PROBLEM STATEMENT: Check each line below for the word "летучей", and copy those that have it.

MATERIAL PROVIDED:
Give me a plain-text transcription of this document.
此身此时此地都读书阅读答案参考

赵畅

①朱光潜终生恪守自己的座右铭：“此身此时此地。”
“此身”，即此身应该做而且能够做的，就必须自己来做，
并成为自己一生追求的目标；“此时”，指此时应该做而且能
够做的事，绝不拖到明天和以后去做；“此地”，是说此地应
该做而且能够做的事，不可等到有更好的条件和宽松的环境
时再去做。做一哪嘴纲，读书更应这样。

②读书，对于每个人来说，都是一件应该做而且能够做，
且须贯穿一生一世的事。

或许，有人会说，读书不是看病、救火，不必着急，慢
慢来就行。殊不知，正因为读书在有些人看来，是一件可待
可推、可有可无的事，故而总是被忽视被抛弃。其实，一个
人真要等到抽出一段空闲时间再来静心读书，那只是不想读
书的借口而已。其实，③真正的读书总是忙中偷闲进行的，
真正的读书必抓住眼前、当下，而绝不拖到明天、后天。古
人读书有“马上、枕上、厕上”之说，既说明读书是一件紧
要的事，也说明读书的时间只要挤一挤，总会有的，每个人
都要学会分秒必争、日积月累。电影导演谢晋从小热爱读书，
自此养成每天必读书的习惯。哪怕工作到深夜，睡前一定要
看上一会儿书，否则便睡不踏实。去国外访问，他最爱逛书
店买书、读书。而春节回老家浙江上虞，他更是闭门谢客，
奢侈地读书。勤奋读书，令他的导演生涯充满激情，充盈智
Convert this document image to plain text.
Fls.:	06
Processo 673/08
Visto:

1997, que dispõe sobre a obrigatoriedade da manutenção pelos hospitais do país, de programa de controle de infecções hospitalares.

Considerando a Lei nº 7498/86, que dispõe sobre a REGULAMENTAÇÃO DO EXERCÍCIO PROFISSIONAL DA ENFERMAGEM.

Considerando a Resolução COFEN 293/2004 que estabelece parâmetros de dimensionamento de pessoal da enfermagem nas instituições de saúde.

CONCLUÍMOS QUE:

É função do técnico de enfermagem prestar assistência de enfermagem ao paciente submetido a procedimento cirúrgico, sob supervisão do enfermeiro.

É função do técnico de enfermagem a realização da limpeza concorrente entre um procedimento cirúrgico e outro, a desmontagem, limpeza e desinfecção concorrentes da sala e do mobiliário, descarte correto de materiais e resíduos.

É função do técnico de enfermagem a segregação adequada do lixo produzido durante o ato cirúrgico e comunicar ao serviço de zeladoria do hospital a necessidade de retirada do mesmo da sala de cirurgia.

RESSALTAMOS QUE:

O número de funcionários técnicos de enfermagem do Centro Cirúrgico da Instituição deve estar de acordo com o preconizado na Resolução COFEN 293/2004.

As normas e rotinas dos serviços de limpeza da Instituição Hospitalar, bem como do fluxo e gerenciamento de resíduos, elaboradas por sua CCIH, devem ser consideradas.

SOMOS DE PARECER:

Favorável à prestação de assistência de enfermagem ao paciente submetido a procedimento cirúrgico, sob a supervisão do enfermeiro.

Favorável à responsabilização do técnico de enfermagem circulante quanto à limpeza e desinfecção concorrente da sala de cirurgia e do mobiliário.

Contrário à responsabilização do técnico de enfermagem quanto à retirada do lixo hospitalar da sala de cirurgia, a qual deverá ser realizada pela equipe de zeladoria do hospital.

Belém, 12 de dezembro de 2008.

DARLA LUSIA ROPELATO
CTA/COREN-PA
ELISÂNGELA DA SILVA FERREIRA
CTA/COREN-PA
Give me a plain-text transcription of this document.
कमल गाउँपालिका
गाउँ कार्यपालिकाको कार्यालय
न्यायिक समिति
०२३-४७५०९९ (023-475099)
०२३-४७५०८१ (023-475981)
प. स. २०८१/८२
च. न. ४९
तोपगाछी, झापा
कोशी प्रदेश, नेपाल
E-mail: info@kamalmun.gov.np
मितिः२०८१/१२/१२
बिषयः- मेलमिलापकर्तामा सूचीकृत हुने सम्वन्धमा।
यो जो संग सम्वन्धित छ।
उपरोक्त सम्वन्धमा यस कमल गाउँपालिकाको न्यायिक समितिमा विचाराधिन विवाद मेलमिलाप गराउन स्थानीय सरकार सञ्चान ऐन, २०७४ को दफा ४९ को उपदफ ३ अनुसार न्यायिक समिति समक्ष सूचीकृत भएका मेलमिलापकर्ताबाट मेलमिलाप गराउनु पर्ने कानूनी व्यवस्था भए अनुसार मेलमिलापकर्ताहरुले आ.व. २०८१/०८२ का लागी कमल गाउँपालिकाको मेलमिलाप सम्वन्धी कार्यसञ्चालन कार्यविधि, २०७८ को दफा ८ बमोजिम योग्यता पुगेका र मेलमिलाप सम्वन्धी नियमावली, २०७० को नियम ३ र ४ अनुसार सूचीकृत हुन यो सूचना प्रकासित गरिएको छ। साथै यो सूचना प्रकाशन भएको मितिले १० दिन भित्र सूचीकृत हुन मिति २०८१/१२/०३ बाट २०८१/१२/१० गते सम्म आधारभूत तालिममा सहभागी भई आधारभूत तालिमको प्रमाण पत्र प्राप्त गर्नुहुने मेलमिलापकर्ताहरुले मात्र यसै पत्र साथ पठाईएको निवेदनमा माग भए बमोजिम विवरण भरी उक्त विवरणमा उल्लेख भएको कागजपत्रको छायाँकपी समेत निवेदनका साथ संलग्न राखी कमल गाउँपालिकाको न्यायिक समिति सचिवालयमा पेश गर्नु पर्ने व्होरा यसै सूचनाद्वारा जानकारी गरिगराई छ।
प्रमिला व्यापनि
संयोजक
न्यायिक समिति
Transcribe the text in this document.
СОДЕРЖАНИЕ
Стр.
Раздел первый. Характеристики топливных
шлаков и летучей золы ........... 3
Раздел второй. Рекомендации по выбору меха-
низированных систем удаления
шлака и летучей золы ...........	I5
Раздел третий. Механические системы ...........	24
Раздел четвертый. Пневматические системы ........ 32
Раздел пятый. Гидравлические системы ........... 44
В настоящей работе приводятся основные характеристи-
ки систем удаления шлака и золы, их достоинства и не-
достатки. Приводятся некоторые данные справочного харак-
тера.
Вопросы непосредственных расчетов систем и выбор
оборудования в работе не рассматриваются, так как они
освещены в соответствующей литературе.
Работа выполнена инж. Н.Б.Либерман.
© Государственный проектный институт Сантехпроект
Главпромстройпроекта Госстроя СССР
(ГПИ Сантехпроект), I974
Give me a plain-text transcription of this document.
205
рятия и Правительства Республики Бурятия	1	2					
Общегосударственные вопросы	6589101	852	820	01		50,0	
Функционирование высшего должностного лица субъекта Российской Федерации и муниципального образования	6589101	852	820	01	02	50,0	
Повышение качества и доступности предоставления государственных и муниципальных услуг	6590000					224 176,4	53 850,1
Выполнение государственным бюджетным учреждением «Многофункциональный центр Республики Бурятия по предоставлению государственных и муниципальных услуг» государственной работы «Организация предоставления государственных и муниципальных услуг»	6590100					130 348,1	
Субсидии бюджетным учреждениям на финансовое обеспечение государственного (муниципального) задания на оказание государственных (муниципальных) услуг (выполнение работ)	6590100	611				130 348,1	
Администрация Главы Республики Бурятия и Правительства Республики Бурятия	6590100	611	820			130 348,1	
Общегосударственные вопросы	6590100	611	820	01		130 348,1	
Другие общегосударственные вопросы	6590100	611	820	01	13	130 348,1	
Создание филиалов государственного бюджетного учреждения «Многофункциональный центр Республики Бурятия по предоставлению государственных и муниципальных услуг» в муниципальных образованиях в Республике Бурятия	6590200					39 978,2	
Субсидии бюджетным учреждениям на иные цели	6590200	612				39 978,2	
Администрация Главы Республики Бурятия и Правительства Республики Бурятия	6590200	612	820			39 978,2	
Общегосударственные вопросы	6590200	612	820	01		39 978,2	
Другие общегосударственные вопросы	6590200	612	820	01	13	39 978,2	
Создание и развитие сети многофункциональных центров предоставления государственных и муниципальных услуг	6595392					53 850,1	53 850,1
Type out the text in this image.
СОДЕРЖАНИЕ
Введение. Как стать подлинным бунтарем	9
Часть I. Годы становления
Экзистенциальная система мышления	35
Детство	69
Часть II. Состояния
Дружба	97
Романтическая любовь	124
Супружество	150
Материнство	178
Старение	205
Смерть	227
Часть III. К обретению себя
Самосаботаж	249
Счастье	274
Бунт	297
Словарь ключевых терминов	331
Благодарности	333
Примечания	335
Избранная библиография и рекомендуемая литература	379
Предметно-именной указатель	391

CORRECT RESPONSE:
шлаков и летучей золы ........... 3
шлака и летучей золы ...........	I5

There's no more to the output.